▶ [THE PROBLEM] Find each line containing the word "سونا" and report how many there are. Add nothing else.
---- EXTRACTED MATERIAL
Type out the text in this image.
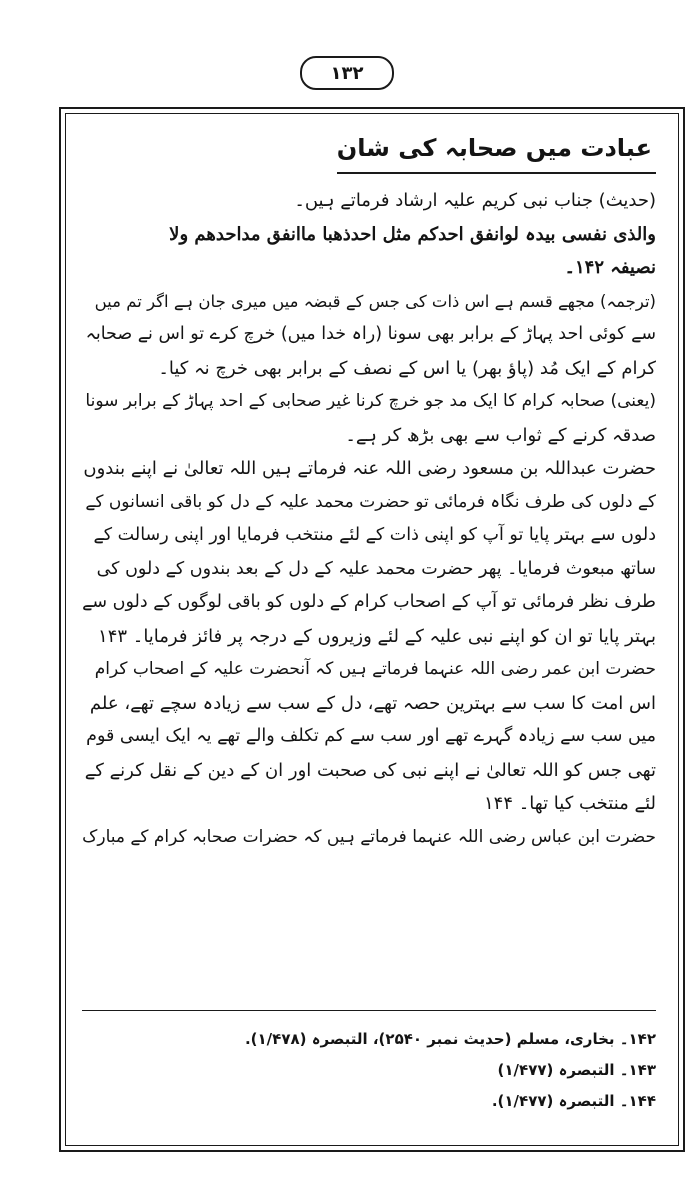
۱۳۲
عبادت میں صحابہ کی شان

(حدیث) جناب نبی کریم علیہ ارشاد فرماتے ہیں۔

والذی نفسی بیدہ لوانفق احدکم مثل احدذھبا ماانفق مداحدھم ولا

نصیفہ ۱۴۲۔

(ترجمہ) مجھے قسم ہے اس ذات کی جس کے قبضہ میں میری جان ہے اگر تم میں

سے کوئی احد پہاڑ کے برابر بھی سونا (راہ خدا میں) خرچ کرے تو اس نے صحابہ

کرام کے ایک مُد (پاؤ بھر) یا اس کے نصف کے برابر بھی خرچ نہ کیا۔

(یعنی) صحابہ کرام کا ایک مد جو خرچ کرنا غیر صحابی کے احد پہاڑ کے برابر سونا

صدقہ کرنے کے ثواب سے بھی بڑھ کر ہے۔

حضرت عبداللہ بن مسعود رضی اللہ عنہ فرماتے ہیں اللہ تعالیٰ نے اپنے بندوں

کے دلوں کی طرف نگاہ فرمائی تو حضرت محمد علیہ کے دل کو باقی انسانوں کے

دلوں سے بہتر پایا تو آپ کو اپنی ذات کے لئے منتخب فرمایا اور اپنی رسالت کے

ساتھ مبعوث فرمایا۔ پھر حضرت محمد علیہ کے دل کے بعد بندوں کے دلوں کی

طرف نظر فرمائی تو آپ کے اصحاب کرام کے دلوں کو باقی لوگوں کے دلوں سے

بہتر پایا تو ان کو اپنے نبی علیہ کے لئے وزیروں کے درجہ پر فائز فرمایا۔ ۱۴۳

حضرت ابن عمر رضی اللہ عنہما فرماتے ہیں کہ آنحضرت علیہ کے اصحاب کرام

اس امت کا سب سے بہترین حصہ تھے، دل کے سب سے زیادہ سچے تھے، علم

میں سب سے زیادہ گہرے تھے اور سب سے کم تکلف والے تھے یہ ایک ایسی قوم

تھی جس کو اللہ تعالیٰ نے اپنے نبی کی صحبت اور ان کے دین کے نقل کرنے کے

لئے منتخب کیا تھا۔ ۱۴۴

حضرت ابن عباس رضی اللہ عنہما فرماتے ہیں کہ حضرات صحابہ کرام کے مبارک

۱۴۲۔ بخاری، مسلم (حدیث نمبر ۲۵۴۰)، التبصرہ (۱/۴۷۸).
۱۴۳۔ التبصرہ (۱/۴۷۷)
۱۴۴۔ التبصرہ (۱/۴۷۷).
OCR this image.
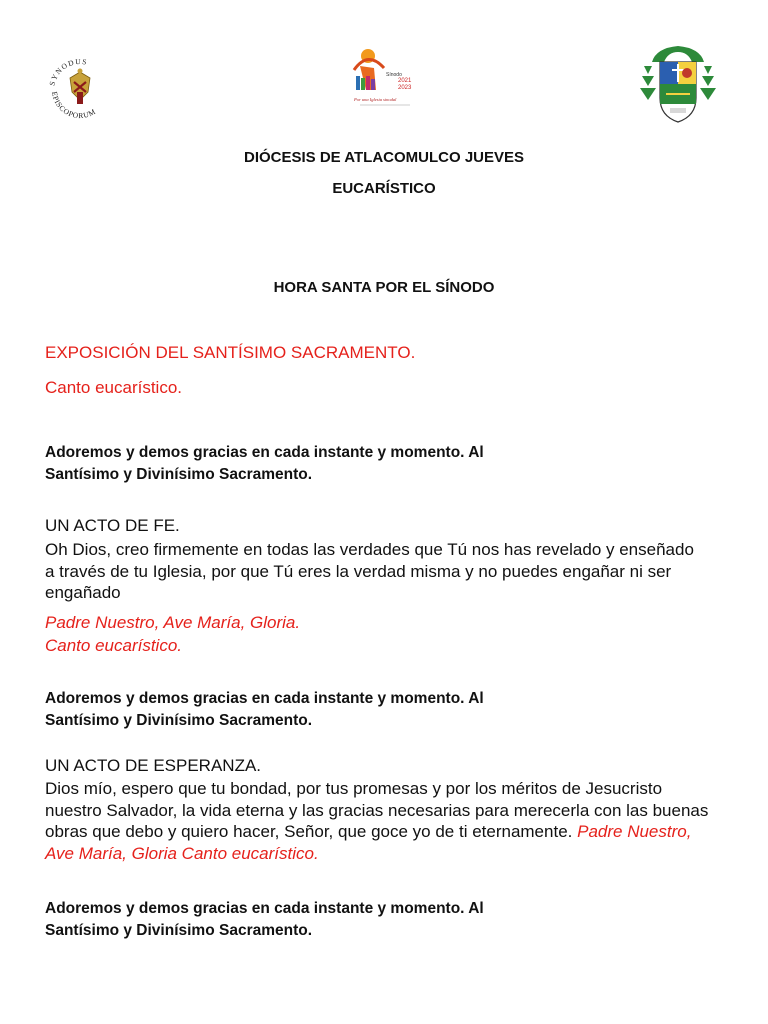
SYNODUS
EPISCOPORUM
Sínodo
2021
2023
Por una Iglesia sinodal
DIÓCESIS DE ATLACOMULCO JUEVES
EUCARÍSTICO
HORA SANTA POR EL SÍNODO
EXPOSICIÓN DEL SANTÍSIMO SACRAMENTO.
Canto eucarístico.
Adoremos y demos gracias en cada instante y momento. Al
Santísimo y Divinísimo Sacramento.
UN ACTO DE FE.
Oh Dios, creo firmemente en todas las verdades que Tú nos has revelado y enseñado
a través de tu Iglesia, por que Tú eres la verdad misma y no puedes engañar ni ser
engañado
Padre Nuestro, Ave María, Gloria.
Canto eucarístico.
Adoremos y demos gracias en cada instante y momento. Al
Santísimo y Divinísimo Sacramento.
UN ACTO DE ESPERANZA.
Dios mío, espero que tu bondad, por tus promesas y por los méritos de Jesucristo
nuestro Salvador, la vida eterna y las gracias necesarias para merecerla con las buenas
obras que debo y quiero hacer, Señor, que goce yo de ti eternamente. Padre Nuestro,
Ave María, Gloria Canto eucarístico.
Adoremos y demos gracias en cada instante y momento. Al
Santísimo y Divinísimo Sacramento.
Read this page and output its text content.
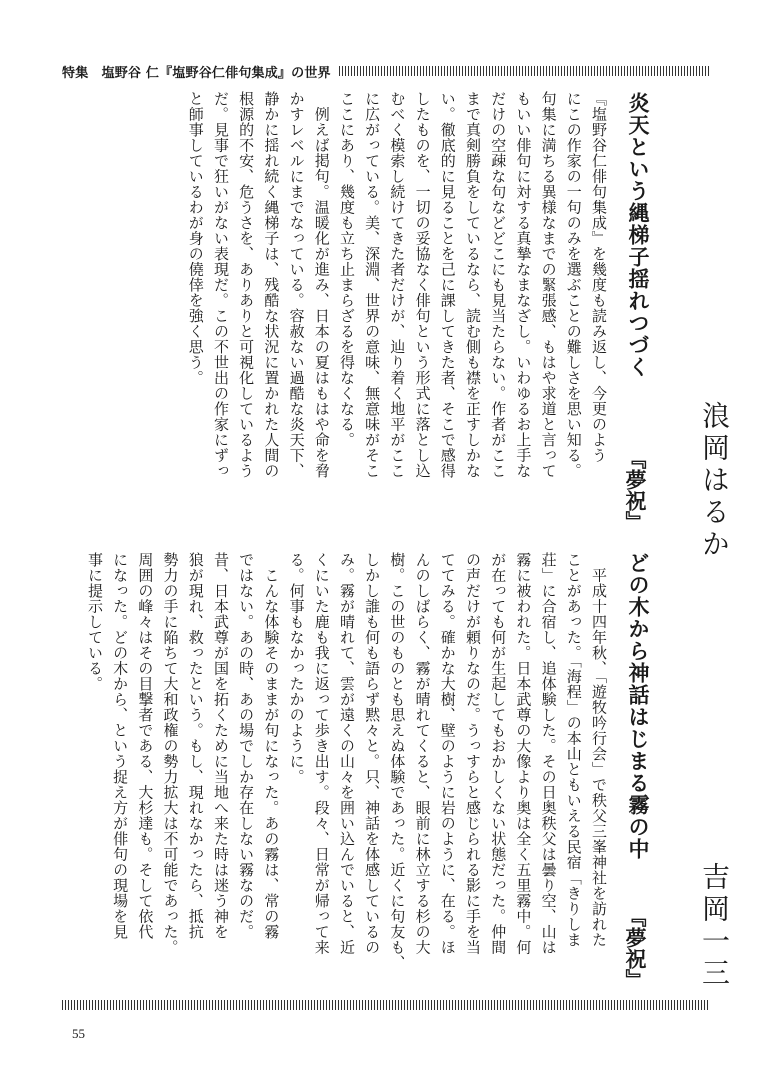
特集　塩野谷 仁『塩野谷仁俳句集成』の世界
浪岡はるか
炎天という縄梯子揺れつづく
『夢祝』
『塩野谷仁俳句集成』を幾度も読み返し、今更のよう
にこの作家の一句のみを選ぶことの難しさを思い知る。
句集に満ちる異様なまでの緊張感、もはや求道と言って
もいい俳句に対する真摯なまなざし。いわゆるお上手な
だけの空疎な句などどこにも見当たらない。作者がここ
まで真剣勝負をしているなら、読む側も襟を正すしかな
い。徹底的に見ることを己に課してきた者、そこで感得
したものを、一切の妥協なく俳句という形式に落とし込
むべく模索し続けてきた者だけが、辿り着く地平がここ
に広がっている。美、深淵、世界の意味、無意味がそこ
ここにあり、幾度も立ち止まらざるを得なくなる。
　例えば掲句。温暖化が進み、日本の夏はもはや命を脅
かすレベルにまでなっている。容赦ない過酷な炎天下、
静かに揺れ続く縄梯子は、残酷な状況に置かれた人間の
根源的不安、危うさを、ありありと可視化しているよう
だ。見事で狂いがない表現だ。この不世出の作家にずっ
と師事しているわが身の僥倖を強く思う。
吉岡一三
どの木から神話はじまる霧の中
『夢祝』
　平成十四年秋、「遊牧吟行会」で秩父三峯神社を訪れた
ことがあった。「海程」の本山ともいえる民宿「きりしま
荘」に合宿し、追体験した。その日奥秩父は曇り空、山は
霧に被われた。日本武尊の大像より奥は全く五里霧中。何
が在っても何が生起してもおかしくない状態だった。仲間
の声だけが頼りなのだ。うっすらと感じられる影に手を当
ててみる。確かな大樹、壁のように岩のように、在る。ほ
んのしばらく、霧が晴れてくると、眼前に林立する杉の大
樹。この世のものとも思えぬ体験であった。近くに句友も、
しかし誰も何も語らず黙々と。只、神話を体感しているの
み。霧が晴れて、雲が遠くの山々を囲い込んでいると、近
くにいた鹿も我に返って歩き出す。段々、日常が帰って来
る。何事もなかったかのように。
　こんな体験そのままが句になった。あの霧は、常の霧
ではない。あの時、あの場でしか存在しない霧なのだ。
昔、日本武尊が国を拓くために当地へ来た時は迷う神を
狼が現れ、救ったという。もし、現れなかったら、抵抗
勢力の手に陥ちて大和政権の勢力拡大は不可能であった。
周囲の峰々はその目撃者である、大杉達も。そして依代
になった。どの木から、という捉え方が俳句の現場を見
事に提示している。
55
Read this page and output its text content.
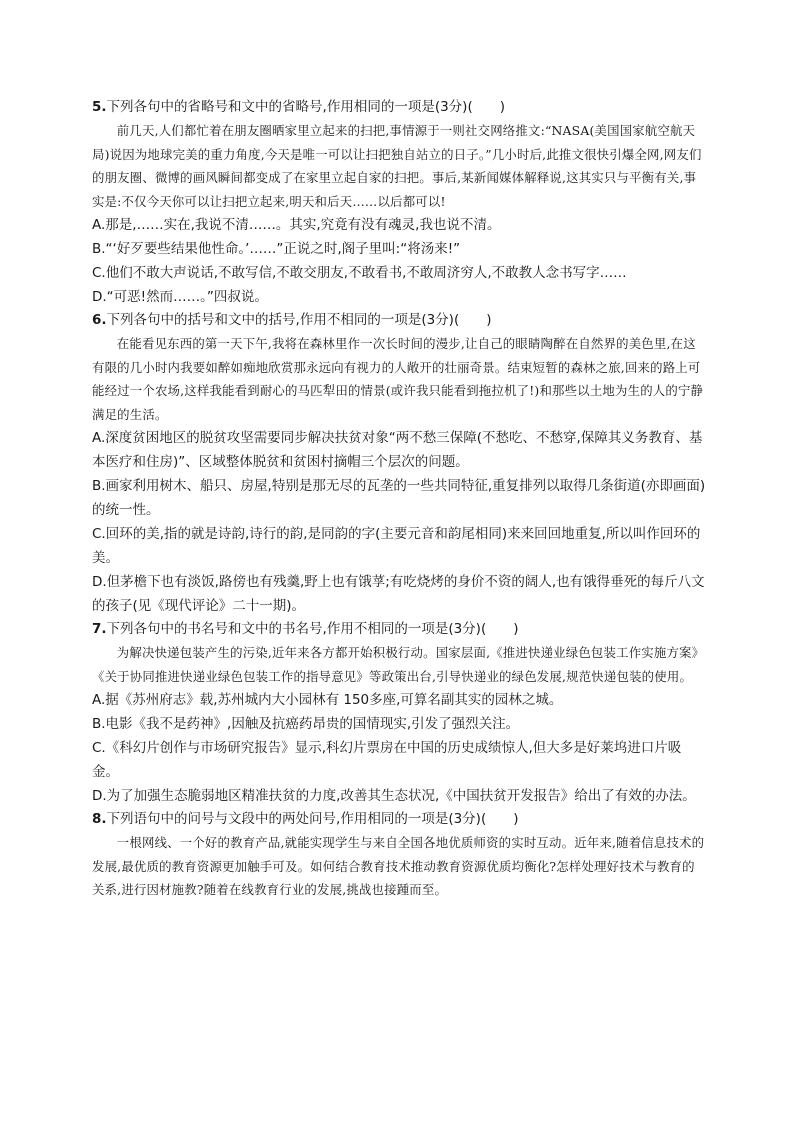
5.下列各句中的省略号和文中的省略号,作用相同的一项是(3分)(　　)

前几天,人们都忙着在朋友圈晒家里立起来的扫把,事情源于一则社交网络推文:“NASA(美国国家航空航天局)说因为地球完美的重力角度,今天是唯一可以让扫把独自站立的日子。”几小时后,此推文很快引爆全网,网友们的朋友圈、微博的画风瞬间都变成了在家里立起自家的扫把。事后,某新闻媒体解释说,这其实只与平衡有关,事实是:不仅今天你可以让扫把立起来,明天和后天……以后都可以!

A.那是,……实在,我说不清……。其实,究竟有没有魂灵,我也说不清。

B.“‘好歹要些结果他性命。’……”正说之时,阁子里叫:“将汤来!”

C.他们不敢大声说话,不敢写信,不敢交朋友,不敢看书,不敢周济穷人,不敢教人念书写字……

D.“可恶!然而……。”四叔说。

6.下列各句中的括号和文中的括号,作用不相同的一项是(3分)(　　)

在能看见东西的第一天下午,我将在森林里作一次长时间的漫步,让自己的眼睛陶醉在自然界的美色里,在这有限的几小时内我要如醉如痴地欣赏那永远向有视力的人敞开的壮丽奇景。结束短暂的森林之旅,回来的路上可能经过一个农场,这样我能看到耐心的马匹犁田的情景(或许我只能看到拖拉机了!)和那些以土地为生的人的宁静满足的生活。

A.深度贫困地区的脱贫攻坚需要同步解决扶贫对象“两不愁三保障(不愁吃、不愁穿,保障其义务教育、基本医疗和住房)”、区域整体脱贫和贫困村摘帽三个层次的问题。

B.画家利用树木、船只、房屋,特别是那无尽的瓦垄的一些共同特征,重复排列以取得几条街道(亦即画面)的统一性。

C.回环的美,指的就是诗韵,诗行的韵,是同韵的字(主要元音和韵尾相同)来来回回地重复,所以叫作回环的美。

D.但茅檐下也有淡饭,路傍也有残羹,野上也有饿莩;有吃烧烤的身价不资的阔人,也有饿得垂死的每斤八文的孩子(见《现代评论》二十一期)。

7.下列各句中的书名号和文中的书名号,作用不相同的一项是(3分)(　　)

为解决快递包装产生的污染,近年来各方都开始积极行动。国家层面,《推进快递业绿色包装工作实施方案》《关于协同推进快递业绿色包装工作的指导意见》等政策出台,引导快递业的绿色发展,规范快递包装的使用。

A.据《苏州府志》载,苏州城内大小园林有 150多座,可算名副其实的园林之城。

B.电影《我不是药神》,因触及抗癌药昂贵的国情现实,引发了强烈关注。

C.《科幻片创作与市场研究报告》显示,科幻片票房在中国的历史成绩惊人,但大多是好莱坞进口片吸金。

D.为了加强生态脆弱地区精准扶贫的力度,改善其生态状况,《中国扶贫开发报告》给出了有效的办法。

8.下列语句中的问号与文段中的两处问号,作用相同的一项是(3分)(　　)

一根网线、一个好的教育产品,就能实现学生与来自全国各地优质师资的实时互动。近年来,随着信息技术的发展,最优质的教育资源更加触手可及。如何结合教育技术推动教育资源优质均衡化?怎样处理好技术与教育的关系,进行因材施教?随着在线教育行业的发展,挑战也接踵而至。
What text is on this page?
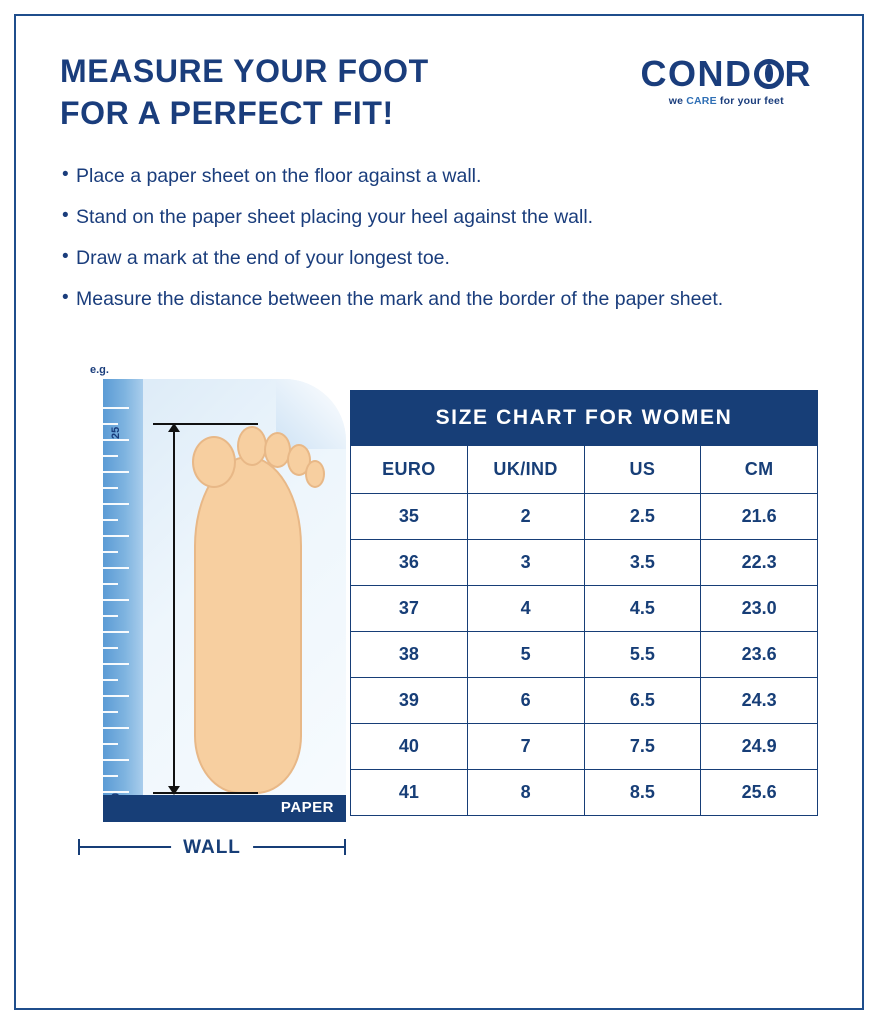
MEASURE YOUR FOOT
FOR A PERFECT FIT!
COND R
we CARE for your feet
• Place a paper sheet on the floor against a wall.
• Stand on the paper sheet placing your heel against the wall.
• Draw a mark at the end of your longest toe.
• Measure the distance between the mark and the border of the paper sheet.
e.g.
25
PAPER
WALL
SIZE CHART FOR WOMEN			
EURO	UK/IND	US	CM
35	2	2.5	21.6
36	3	3.5	22.3
37	4	4.5	23.0
38	5	5.5	23.6
39	6	6.5	24.3
40	7	7.5	24.9
41	8	8.5	25.6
--------
▶ [ANSWER TO THE PROBLEM] 2